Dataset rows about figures
*****
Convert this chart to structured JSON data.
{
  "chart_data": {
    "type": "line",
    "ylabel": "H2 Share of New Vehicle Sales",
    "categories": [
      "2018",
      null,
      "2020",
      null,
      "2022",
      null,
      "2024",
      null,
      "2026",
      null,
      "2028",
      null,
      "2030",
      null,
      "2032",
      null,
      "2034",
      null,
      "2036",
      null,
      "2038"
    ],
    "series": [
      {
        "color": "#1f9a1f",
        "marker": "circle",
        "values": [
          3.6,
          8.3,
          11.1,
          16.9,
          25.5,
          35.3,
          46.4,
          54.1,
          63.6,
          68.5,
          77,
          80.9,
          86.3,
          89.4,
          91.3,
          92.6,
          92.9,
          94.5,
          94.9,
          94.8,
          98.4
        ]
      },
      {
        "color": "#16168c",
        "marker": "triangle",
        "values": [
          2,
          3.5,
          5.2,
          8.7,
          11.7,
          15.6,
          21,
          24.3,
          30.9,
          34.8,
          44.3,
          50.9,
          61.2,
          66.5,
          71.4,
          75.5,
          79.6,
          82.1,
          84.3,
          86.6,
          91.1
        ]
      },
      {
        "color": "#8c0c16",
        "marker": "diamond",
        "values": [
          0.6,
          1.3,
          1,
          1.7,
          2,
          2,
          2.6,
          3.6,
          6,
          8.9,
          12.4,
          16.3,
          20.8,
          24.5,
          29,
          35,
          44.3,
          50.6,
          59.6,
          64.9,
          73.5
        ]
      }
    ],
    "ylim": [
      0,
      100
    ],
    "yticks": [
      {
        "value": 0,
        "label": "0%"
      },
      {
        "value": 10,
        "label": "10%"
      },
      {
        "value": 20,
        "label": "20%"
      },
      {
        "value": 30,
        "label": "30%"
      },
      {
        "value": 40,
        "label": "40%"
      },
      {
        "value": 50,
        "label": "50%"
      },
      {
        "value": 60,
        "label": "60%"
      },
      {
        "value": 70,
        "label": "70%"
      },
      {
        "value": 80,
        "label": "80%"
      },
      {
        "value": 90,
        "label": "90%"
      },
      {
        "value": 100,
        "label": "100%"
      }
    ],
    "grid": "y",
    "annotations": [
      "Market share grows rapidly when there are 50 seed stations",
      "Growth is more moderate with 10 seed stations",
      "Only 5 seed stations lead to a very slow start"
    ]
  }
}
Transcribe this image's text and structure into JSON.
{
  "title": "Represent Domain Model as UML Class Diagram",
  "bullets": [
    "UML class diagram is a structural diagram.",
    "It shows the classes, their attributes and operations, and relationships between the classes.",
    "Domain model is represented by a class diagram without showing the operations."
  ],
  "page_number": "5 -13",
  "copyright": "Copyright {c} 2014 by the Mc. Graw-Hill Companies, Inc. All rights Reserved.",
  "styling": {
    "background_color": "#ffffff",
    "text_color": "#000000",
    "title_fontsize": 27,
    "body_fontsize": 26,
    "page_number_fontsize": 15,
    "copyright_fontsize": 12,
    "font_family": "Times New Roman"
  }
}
*****
## Task directions:
Find "Transcribe this image's" in the data above, then repeat that line and all lines after it exactly, ending with the final line.

## Task answer:
Transcribe this image's text and structure into JSON.
{
  "title": "Represent Domain Model as UML Class Diagram",
  "bullets": [
    "UML class diagram is a structural diagram.",
    "It shows the classes, their attributes and operations, and relationships between the classes.",
    "Domain model is represented by a class diagram without showing the operations."
  ],
  "page_number": "5 -13",
  "copyright": "Copyright {c} 2014 by the Mc. Graw-Hill Companies, Inc. All rights Reserved.",
  "styling": {
    "background_color": "#ffffff",
    "text_color": "#000000",
    "title_fontsize": 27,
    "body_fontsize": 26,
    "page_number_fontsize": 15,
    "copyright_fontsize": 12,
    "font_family": "Times New Roman"
  }
}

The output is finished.